_DOCUMENT PASSAGE:_
:::
In a crop of new series that run the gamut from bawdy comedies (like “2 Broke Girls,” on which Ms. Dennings plays a sassy waitress who befriends an heiress who’s hit the skids) to “Mad Men”-style period dramas, the notoriously dues-paying medium of television has turned to these relatively untested young women to be the faces and voices of its broadcast networks.
Their résumés vary considerably. Some have played one or two prominent film parts or labored in the salt mines of supporting television roles, while others have hardly been seen on screen before. One possesses a quaint acting trophy called a Tony Award. None has the long track record or recognizability that usually prefigures a starring prime-time role.
Yet they understand that they came to their positions through some combination of the shifting popular culture, coincidence and the experimentation (or random flailing) of the networks — not any specific outreach to female talent or viewers.
“I don’t think that these shows are on because women are the stars of them,” said Whitney Cummings, 29, a creator of “2 Broke Girls” and the star of her own NBC comedy, “Whitney.” “The shows that just happened to be the best this year happened to be centered around women.”
They are also hopeful that their shows — if they survive the season — might signify a moment when characters who are their ages and in circumstances they recognize from their lives are finally considered worthy of their own narratives.
“There is something very interesting about a woman in her late 20s, early 30s,” said Laura Benanti, a Tony winner for the 2008 revival of “Gypsy” who is co-starring in the NBC drama “The Playboy Club.” “She’s clearly on the cusp of something, changing from something into something else. And that leads to many more stories to tell.”
:::
_DATA:_
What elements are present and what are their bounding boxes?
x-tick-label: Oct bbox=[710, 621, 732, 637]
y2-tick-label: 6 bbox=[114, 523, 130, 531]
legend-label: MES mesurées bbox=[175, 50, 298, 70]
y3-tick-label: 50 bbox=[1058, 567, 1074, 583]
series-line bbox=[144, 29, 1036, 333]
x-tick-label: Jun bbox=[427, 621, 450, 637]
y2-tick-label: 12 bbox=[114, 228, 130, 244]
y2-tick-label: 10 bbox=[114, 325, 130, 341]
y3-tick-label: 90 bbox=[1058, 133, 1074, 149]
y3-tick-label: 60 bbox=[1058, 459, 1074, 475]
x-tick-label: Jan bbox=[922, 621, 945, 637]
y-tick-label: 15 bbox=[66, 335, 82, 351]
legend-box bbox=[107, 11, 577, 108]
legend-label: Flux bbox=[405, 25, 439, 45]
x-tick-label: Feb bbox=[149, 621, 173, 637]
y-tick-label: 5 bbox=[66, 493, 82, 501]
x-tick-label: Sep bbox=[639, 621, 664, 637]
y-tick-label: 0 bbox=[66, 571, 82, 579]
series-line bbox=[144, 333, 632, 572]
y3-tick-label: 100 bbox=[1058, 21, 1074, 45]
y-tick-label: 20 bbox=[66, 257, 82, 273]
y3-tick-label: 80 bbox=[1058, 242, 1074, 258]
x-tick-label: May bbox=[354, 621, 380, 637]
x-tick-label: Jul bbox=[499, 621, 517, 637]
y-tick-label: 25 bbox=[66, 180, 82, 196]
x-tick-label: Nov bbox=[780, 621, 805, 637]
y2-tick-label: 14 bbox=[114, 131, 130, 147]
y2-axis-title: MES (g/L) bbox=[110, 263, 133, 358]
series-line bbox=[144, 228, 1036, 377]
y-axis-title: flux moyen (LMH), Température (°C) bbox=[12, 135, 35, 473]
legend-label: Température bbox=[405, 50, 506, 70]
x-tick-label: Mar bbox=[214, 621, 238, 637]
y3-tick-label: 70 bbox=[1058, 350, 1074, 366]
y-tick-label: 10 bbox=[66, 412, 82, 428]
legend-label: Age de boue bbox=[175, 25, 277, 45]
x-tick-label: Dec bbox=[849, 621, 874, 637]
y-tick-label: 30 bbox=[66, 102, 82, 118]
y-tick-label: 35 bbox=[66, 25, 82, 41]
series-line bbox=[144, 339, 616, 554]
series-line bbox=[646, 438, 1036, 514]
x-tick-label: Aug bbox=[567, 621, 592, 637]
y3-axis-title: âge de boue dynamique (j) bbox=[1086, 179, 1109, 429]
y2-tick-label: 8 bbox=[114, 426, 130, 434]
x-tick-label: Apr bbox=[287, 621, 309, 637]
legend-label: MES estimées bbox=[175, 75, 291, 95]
:::
_WORK TO COMPLETE:_ Carry the article on young actresses headlining new network television series forward from its final paragraph.

_TASK OUTPUT:_
It is a first-year class that includes Zooey Deschanel, a star of the romantic comedy “(500) Days of Summer” and lead singer of the retro-rock band She & Him. She is playing a socially awkward single woman living with male roommates in the Fox comedy “New Girl.” At 31, she has had a healthy film career, but she said her goofy charm made her an oddity in the movie industry. As she described it, the reaction she elicits from Hollywood is: “ ‘She’s not a cheerleader, she’s not a jock, she’s not a goth. We don’t know what to do with her. Who is she?’ Well, I’m my own thing.”
Ms. Deschanel said that the offbeat roles she covets have become even harder to come by in recent years, and Ms. Dennings echoed this point, saying that the harsh reality of filmmaking economics was a strong incentive to consider a transition to television. “It was really disappointing to lose something because you won’t get any money for the production,” she said.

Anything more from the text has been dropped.